(begin)

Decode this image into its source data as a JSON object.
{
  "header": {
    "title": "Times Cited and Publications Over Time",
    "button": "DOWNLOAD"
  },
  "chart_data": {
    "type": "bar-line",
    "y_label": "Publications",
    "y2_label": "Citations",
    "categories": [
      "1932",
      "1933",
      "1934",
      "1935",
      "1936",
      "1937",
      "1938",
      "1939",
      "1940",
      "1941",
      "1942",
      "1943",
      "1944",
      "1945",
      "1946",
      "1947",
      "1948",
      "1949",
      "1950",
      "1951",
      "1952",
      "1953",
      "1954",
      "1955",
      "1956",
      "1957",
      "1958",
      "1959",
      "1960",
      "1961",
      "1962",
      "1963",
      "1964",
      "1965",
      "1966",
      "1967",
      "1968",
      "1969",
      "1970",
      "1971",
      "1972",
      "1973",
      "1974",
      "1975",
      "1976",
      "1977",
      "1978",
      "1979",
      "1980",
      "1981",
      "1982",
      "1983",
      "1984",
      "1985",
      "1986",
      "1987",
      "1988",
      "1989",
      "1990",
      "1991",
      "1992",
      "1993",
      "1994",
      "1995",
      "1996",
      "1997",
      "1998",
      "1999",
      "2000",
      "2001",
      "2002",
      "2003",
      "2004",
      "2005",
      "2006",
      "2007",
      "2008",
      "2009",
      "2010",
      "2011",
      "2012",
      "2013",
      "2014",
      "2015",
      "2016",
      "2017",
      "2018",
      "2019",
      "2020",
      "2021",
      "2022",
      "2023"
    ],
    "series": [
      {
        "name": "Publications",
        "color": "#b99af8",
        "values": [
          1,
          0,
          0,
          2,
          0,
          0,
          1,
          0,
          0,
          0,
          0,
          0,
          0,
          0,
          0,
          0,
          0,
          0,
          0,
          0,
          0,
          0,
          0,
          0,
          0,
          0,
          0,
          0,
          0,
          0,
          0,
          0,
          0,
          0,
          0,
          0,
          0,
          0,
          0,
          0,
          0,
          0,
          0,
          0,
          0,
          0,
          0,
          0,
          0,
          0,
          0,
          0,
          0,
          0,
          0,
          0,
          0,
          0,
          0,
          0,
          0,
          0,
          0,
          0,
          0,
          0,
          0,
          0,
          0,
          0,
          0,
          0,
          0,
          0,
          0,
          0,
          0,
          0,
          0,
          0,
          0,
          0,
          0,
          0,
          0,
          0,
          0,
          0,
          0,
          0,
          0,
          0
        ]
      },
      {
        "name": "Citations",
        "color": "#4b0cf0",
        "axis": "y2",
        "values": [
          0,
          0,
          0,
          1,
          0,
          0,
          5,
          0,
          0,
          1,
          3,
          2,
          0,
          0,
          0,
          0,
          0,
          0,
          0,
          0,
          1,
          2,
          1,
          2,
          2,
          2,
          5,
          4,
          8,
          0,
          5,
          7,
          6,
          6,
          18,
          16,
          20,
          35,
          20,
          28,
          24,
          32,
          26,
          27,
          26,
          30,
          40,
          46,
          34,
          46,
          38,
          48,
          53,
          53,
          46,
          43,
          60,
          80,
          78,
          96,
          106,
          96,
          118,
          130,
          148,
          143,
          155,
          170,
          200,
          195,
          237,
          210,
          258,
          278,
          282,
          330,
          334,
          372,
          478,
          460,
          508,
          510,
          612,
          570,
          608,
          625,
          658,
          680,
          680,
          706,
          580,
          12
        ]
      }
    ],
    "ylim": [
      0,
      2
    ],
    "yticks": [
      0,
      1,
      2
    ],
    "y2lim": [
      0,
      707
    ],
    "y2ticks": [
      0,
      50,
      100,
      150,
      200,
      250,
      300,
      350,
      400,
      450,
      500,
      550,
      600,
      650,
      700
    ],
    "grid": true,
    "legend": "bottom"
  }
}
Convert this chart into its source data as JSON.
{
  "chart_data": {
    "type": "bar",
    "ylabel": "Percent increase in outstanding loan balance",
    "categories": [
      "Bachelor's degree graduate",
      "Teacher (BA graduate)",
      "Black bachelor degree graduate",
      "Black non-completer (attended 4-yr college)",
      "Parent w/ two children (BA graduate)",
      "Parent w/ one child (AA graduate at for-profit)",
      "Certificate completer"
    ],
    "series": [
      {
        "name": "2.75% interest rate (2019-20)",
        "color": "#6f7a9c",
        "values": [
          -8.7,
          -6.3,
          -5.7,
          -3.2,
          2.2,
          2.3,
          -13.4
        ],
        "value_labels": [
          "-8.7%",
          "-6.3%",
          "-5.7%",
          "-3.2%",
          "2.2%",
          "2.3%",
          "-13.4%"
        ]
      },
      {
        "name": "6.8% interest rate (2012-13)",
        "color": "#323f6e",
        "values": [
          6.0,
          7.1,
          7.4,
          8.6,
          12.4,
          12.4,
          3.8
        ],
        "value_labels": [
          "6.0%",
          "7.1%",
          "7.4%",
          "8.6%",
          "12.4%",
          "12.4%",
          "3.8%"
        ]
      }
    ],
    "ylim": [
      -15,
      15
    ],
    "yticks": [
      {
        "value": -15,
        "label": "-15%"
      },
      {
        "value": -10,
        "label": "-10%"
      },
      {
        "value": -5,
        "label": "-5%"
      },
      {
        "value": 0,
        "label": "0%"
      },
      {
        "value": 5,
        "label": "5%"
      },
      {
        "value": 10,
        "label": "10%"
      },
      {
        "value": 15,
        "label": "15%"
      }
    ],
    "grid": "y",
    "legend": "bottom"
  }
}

(end)

Set down all of the entries exactly, please.

Decode this image into its source data as a JSON object.
{
  "header": {
    "title": "Times Cited and Publications Over Time",
    "button": "DOWNLOAD"
  },
  "chart_data": {
    "type": "bar-line",
    "y_label": "Publications",
    "y2_label": "Citations",
    "categories": [
      "1932",
      "1933",
      "1934",
      "1935",
      "1936",
      "1937",
      "1938",
      "1939",
      "1940",
      "1941",
      "1942",
      "1943",
      "1944",
      "1945",
      "1946",
      "1947",
      "1948",
      "1949",
      "1950",
      "1951",
      "1952",
      "1953",
      "1954",
      "1955",
      "1956",
      "1957",
      "1958",
      "1959",
      "1960",
      "1961",
      "1962",
      "1963",
      "1964",
      "1965",
      "1966",
      "1967",
      "1968",
      "1969",
      "1970",
      "1971",
      "1972",
      "1973",
      "1974",
      "1975",
      "1976",
      "1977",
      "1978",
      "1979",
      "1980",
      "1981",
      "1982",
      "1983",
      "1984",
      "1985",
      "1986",
      "1987",
      "1988",
      "1989",
      "1990",
      "1991",
      "1992",
      "1993",
      "1994",
      "1995",
      "1996",
      "1997",
      "1998",
      "1999",
      "2000",
      "2001",
      "2002",
      "2003",
      "2004",
      "2005",
      "2006",
      "2007",
      "2008",
      "2009",
      "2010",
      "2011",
      "2012",
      "2013",
      "2014",
      "2015",
      "2016",
      "2017",
      "2018",
      "2019",
      "2020",
      "2021",
      "2022",
      "2023"
    ],
    "series": [
      {
        "name": "Publications",
        "color": "#b99af8",
        "values": [
          1,
          0,
          0,
          2,
          0,
          0,
          1,
          0,
          0,
          0,
          0,
          0,
          0,
          0,
          0,
          0,
          0,
          0,
          0,
          0,
          0,
          0,
          0,
          0,
          0,
          0,
          0,
          0,
          0,
          0,
          0,
          0,
          0,
          0,
          0,
          0,
          0,
          0,
          0,
          0,
          0,
          0,
          0,
          0,
          0,
          0,
          0,
          0,
          0,
          0,
          0,
          0,
          0,
          0,
          0,
          0,
          0,
          0,
          0,
          0,
          0,
          0,
          0,
          0,
          0,
          0,
          0,
          0,
          0,
          0,
          0,
          0,
          0,
          0,
          0,
          0,
          0,
          0,
          0,
          0,
          0,
          0,
          0,
          0,
          0,
          0,
          0,
          0,
          0,
          0,
          0,
          0
        ]
      },
      {
        "name": "Citations",
        "color": "#4b0cf0",
        "axis": "y2",
        "values": [
          0,
          0,
          0,
          1,
          0,
          0,
          5,
          0,
          0,
          1,
          3,
          2,
          0,
          0,
          0,
          0,
          0,
          0,
          0,
          0,
          1,
          2,
          1,
          2,
          2,
          2,
          5,
          4,
          8,
          0,
          5,
          7,
          6,
          6,
          18,
          16,
          20,
          35,
          20,
          28,
          24,
          32,
          26,
          27,
          26,
          30,
          40,
          46,
          34,
          46,
          38,
          48,
          53,
          53,
          46,
          43,
          60,
          80,
          78,
          96,
          106,
          96,
          118,
          130,
          148,
          143,
          155,
          170,
          200,
          195,
          237,
          210,
          258,
          278,
          282,
          330,
          334,
          372,
          478,
          460,
          508,
          510,
          612,
          570,
          608,
          625,
          658,
          680,
          680,
          706,
          580,
          12
        ]
      }
    ],
    "ylim": [
      0,
      2
    ],
    "yticks": [
      0,
      1,
      2
    ],
    "y2lim": [
      0,
      707
    ],
    "y2ticks": [
      0,
      50,
      100,
      150,
      200,
      250,
      300,
      350,
      400,
      450,
      500,
      550,
      600,
      650,
      700
    ],
    "grid": true,
    "legend": "bottom"
  }
}
Convert this chart into its source data as JSON.
{
  "chart_data": {
    "type": "bar",
    "ylabel": "Percent increase in outstanding loan balance",
    "categories": [
      "Bachelor's degree graduate",
      "Teacher (BA graduate)",
      "Black bachelor degree graduate",
      "Black non-completer (attended 4-yr college)",
      "Parent w/ two children (BA graduate)",
      "Parent w/ one child (AA graduate at for-profit)",
      "Certificate completer"
    ],
    "series": [
      {
        "name": "2.75% interest rate (2019-20)",
        "color": "#6f7a9c",
        "values": [
          -8.7,
          -6.3,
          -5.7,
          -3.2,
          2.2,
          2.3,
          -13.4
        ],
        "value_labels": [
          "-8.7%",
          "-6.3%",
          "-5.7%",
          "-3.2%",
          "2.2%",
          "2.3%",
          "-13.4%"
        ]
      },
      {
        "name": "6.8% interest rate (2012-13)",
        "color": "#323f6e",
        "values": [
          6.0,
          7.1,
          7.4,
          8.6,
          12.4,
          12.4,
          3.8
        ],
        "value_labels": [
          "6.0%",
          "7.1%",
          "7.4%",
          "8.6%",
          "12.4%",
          "12.4%",
          "3.8%"
        ]
      }
    ],
    "ylim": [
      -15,
      15
    ],
    "yticks": [
      {
        "value": -15,
        "label": "-15%"
      },
      {
        "value": -10,
        "label": "-10%"
      },
      {
        "value": -5,
        "label": "-5%"
      },
      {
        "value": 0,
        "label": "0%"
      },
      {
        "value": 5,
        "label": "5%"
      },
      {
        "value": 10,
        "label": "10%"
      },
      {
        "value": 15,
        "label": "15%"
      }
    ],
    "grid": "y",
    "legend": "bottom"
  }
}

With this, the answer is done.